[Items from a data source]
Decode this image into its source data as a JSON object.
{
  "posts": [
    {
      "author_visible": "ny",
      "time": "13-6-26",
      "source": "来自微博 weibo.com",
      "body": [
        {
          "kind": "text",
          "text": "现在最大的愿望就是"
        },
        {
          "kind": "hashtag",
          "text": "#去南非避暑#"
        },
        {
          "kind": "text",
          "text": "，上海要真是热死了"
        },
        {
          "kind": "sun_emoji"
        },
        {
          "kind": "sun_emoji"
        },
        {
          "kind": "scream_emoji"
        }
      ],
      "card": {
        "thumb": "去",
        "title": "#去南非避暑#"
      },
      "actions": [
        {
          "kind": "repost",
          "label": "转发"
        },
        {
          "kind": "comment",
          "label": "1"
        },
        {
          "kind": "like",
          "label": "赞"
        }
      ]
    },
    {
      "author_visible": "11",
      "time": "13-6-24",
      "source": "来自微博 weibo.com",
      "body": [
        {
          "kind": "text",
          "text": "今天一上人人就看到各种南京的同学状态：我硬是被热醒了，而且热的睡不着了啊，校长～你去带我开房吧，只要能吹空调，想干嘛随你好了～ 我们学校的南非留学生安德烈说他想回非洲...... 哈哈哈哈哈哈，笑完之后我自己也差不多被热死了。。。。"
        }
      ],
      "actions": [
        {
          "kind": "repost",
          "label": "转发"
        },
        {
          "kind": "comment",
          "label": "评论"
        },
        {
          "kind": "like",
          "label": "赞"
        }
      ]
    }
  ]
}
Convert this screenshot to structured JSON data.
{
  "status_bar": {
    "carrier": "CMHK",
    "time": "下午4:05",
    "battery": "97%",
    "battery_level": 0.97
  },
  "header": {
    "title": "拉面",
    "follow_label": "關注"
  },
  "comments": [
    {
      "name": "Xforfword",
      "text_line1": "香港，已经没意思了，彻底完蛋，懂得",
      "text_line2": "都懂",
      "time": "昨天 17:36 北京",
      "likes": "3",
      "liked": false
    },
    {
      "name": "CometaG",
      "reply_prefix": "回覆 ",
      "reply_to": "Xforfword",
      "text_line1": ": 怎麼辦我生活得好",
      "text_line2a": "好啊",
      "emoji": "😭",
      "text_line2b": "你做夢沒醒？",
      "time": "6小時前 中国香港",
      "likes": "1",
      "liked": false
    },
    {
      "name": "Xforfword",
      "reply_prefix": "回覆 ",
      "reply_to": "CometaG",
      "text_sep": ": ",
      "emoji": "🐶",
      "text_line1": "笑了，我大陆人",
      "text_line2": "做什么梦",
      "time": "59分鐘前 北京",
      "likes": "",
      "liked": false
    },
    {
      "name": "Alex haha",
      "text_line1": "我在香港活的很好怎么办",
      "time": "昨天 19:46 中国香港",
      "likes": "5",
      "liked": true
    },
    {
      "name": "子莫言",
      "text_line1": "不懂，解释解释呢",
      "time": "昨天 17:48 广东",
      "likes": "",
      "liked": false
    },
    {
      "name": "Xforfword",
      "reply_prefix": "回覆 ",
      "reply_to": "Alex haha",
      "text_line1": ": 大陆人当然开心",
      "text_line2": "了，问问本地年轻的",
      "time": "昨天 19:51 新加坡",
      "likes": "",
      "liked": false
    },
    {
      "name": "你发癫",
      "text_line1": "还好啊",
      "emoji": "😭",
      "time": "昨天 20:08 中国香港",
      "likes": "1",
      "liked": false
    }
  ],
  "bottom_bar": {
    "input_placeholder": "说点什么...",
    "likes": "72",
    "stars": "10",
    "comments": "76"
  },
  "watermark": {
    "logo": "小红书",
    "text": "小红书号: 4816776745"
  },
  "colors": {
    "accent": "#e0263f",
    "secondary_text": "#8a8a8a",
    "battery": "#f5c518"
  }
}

Required work:
In the entries above, find every line with the word "name" and list it.

Response below:
      "name": "Xforfword",
      "name": "CometaG",
      "name": "Xforfword",
      "name": "Alex haha",
      "name": "子莫言",
      "name": "Xforfword",
      "name": "你发癫",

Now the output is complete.